>> start

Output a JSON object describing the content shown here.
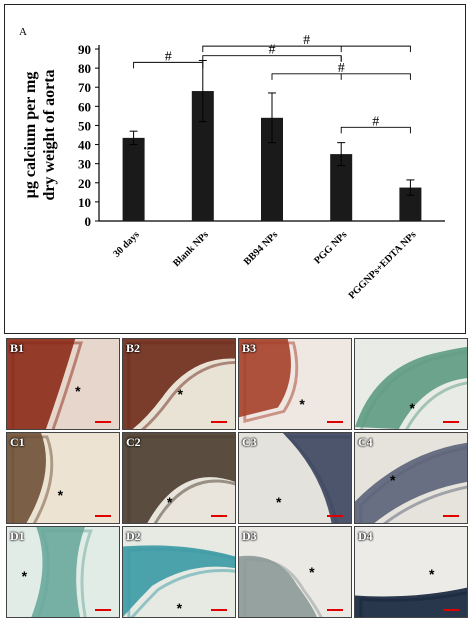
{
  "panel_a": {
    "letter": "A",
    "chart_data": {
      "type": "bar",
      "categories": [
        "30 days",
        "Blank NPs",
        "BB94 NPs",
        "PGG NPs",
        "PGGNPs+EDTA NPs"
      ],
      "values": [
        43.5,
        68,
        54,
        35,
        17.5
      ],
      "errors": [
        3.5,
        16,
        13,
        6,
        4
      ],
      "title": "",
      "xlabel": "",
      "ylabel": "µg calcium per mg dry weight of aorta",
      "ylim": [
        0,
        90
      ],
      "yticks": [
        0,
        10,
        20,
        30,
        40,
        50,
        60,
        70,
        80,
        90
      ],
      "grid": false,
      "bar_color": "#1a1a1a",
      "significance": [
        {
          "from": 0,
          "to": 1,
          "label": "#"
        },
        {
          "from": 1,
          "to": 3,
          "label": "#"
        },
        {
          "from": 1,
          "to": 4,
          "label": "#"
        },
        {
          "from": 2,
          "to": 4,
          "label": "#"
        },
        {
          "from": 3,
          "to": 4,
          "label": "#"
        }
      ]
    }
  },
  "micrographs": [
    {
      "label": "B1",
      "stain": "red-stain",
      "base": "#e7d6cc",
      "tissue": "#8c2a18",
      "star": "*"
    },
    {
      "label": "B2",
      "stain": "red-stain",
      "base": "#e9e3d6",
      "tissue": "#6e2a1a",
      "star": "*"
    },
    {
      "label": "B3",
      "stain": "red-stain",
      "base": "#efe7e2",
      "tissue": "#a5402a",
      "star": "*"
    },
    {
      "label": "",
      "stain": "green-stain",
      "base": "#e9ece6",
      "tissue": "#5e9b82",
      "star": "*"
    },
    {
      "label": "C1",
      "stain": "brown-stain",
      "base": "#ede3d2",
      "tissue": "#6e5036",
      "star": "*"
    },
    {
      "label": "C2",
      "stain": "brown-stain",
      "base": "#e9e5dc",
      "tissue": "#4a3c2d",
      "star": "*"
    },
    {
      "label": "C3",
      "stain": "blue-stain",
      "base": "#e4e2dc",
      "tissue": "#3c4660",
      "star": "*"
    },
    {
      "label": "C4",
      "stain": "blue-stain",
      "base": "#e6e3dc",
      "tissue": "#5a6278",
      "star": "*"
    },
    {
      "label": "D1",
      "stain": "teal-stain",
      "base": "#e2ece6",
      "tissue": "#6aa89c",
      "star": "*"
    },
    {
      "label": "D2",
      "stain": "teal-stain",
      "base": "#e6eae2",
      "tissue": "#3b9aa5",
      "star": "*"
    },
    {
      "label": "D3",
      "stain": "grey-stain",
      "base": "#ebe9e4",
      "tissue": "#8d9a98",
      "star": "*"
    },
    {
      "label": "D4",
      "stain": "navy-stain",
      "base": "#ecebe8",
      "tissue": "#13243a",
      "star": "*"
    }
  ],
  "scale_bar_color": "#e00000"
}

>> end

## Problem to solve
Find every line that holds "tissue" and copy it.

## Task result
      "tissue": "#8c2a18",
      "tissue": "#6e2a1a",
      "tissue": "#a5402a",
      "tissue": "#5e9b82",
      "tissue": "#6e5036",
      "tissue": "#4a3c2d",
      "tissue": "#3c4660",
      "tissue": "#5a6278",
      "tissue": "#6aa89c",
      "tissue": "#3b9aa5",
      "tissue": "#8d9a98",
      "tissue": "#13243a",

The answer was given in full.